┌────────

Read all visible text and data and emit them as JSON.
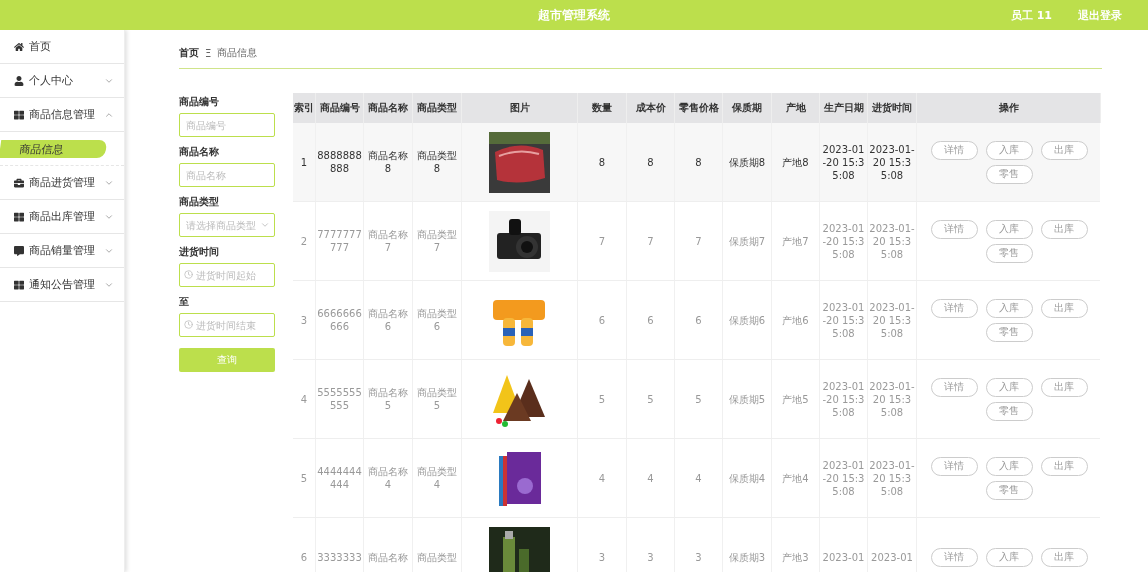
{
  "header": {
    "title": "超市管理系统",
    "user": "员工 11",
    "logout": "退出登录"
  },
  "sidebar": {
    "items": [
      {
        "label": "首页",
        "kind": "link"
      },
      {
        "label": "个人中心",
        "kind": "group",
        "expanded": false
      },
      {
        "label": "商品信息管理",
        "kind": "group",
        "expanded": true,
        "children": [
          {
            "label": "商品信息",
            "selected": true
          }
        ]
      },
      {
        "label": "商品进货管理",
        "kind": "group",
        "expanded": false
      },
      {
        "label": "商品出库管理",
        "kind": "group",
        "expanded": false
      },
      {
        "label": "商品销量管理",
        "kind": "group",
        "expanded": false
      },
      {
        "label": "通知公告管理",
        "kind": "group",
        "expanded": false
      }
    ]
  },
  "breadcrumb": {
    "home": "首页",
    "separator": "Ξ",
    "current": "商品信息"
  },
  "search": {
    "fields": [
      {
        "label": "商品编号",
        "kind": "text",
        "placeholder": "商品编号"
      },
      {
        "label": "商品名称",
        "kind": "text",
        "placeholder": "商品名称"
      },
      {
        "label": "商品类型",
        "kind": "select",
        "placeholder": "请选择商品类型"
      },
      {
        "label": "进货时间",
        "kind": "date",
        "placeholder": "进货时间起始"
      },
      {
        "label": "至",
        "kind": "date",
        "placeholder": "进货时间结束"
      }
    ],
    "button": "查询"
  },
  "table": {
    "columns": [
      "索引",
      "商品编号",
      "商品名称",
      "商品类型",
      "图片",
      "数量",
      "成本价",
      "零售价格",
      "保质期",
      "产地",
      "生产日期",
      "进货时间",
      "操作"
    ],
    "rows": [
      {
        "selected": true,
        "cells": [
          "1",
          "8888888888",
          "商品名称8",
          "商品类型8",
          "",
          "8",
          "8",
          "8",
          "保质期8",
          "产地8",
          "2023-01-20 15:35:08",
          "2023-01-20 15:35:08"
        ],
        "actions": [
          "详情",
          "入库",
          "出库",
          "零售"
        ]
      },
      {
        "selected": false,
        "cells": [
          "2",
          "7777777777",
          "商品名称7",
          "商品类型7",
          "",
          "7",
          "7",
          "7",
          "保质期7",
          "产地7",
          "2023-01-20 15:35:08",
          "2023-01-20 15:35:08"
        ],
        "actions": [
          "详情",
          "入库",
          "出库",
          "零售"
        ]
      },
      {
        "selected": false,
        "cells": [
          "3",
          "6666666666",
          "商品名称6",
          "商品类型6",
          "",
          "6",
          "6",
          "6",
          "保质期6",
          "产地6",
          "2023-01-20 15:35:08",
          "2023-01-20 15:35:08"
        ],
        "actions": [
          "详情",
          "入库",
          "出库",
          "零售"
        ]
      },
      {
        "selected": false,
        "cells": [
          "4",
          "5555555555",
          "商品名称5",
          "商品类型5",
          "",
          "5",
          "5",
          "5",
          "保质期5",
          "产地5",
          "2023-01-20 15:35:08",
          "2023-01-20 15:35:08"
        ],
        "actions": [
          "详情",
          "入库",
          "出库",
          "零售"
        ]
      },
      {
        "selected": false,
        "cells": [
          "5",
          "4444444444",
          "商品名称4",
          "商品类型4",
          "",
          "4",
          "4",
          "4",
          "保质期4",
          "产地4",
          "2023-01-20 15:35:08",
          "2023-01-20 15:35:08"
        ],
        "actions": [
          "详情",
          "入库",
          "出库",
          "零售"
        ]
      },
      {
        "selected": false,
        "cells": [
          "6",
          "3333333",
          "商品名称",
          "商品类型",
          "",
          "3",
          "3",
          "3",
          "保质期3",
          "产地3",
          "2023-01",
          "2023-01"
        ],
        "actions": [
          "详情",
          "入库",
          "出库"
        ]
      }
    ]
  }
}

└────────

Which lines contain "placeholder"? Copy each of them out.

**Result of the task**
        "placeholder": "商品编号"
        "placeholder": "商品名称"
        "placeholder": "请选择商品类型"
        "placeholder": "进货时间起始"
        "placeholder": "进货时间结束"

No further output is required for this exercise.